Instruction
Show each line that has the string "الحطب" in it.

_____

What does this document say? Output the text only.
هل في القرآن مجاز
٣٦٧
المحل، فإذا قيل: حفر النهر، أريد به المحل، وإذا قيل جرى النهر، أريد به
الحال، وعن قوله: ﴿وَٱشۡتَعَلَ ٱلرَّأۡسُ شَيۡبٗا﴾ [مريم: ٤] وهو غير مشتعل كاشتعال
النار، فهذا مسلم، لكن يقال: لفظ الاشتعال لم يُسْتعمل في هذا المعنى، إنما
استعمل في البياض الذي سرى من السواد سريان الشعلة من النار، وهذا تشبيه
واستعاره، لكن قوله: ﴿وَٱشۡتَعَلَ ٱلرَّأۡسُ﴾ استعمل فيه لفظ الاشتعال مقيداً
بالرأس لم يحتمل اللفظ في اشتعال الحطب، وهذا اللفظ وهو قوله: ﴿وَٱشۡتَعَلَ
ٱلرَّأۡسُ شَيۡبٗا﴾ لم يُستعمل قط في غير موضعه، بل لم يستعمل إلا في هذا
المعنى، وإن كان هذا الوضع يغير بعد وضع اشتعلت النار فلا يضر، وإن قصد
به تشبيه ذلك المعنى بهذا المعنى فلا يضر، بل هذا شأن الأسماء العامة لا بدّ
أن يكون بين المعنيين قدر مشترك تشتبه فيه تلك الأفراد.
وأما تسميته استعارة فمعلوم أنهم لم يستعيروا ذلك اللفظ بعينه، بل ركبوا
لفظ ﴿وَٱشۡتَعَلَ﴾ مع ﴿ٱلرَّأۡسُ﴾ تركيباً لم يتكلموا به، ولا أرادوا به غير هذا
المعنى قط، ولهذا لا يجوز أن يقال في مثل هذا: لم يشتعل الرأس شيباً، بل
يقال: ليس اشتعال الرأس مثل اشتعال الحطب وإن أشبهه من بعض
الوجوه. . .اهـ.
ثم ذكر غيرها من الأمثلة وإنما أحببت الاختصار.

_____

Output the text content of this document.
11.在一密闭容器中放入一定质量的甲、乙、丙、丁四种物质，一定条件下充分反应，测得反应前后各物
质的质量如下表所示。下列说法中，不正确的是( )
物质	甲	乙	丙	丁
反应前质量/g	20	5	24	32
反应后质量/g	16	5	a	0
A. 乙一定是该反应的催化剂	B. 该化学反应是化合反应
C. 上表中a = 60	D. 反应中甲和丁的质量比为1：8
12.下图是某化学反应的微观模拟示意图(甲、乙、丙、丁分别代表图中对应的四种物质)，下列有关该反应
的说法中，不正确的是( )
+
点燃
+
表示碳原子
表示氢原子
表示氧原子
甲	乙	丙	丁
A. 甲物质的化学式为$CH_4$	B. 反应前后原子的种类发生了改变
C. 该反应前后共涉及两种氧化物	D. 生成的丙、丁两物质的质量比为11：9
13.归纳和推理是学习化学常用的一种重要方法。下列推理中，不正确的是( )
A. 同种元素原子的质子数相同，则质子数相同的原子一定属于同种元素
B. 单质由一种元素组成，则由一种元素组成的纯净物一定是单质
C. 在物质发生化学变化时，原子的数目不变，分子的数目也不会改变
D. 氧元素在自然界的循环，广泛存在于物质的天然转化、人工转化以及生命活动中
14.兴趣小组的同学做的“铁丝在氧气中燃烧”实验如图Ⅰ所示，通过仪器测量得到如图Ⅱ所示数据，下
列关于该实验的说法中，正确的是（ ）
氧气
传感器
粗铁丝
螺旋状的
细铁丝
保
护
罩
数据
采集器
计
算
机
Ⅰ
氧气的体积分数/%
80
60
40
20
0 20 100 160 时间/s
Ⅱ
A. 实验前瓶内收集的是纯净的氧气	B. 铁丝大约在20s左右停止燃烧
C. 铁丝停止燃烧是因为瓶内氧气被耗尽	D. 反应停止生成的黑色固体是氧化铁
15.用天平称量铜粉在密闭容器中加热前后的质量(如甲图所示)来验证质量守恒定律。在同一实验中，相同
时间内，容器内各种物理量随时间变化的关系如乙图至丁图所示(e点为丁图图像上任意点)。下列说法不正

_____

Result for this exercise
بالرأس لم يحتمل اللفظ في اشتعال الحطب، وهذا اللفظ وهو قوله: ﴿وَٱشۡتَعَلَ
يقال: ليس اشتعال الرأس مثل اشتعال الحطب وإن أشبهه من بعض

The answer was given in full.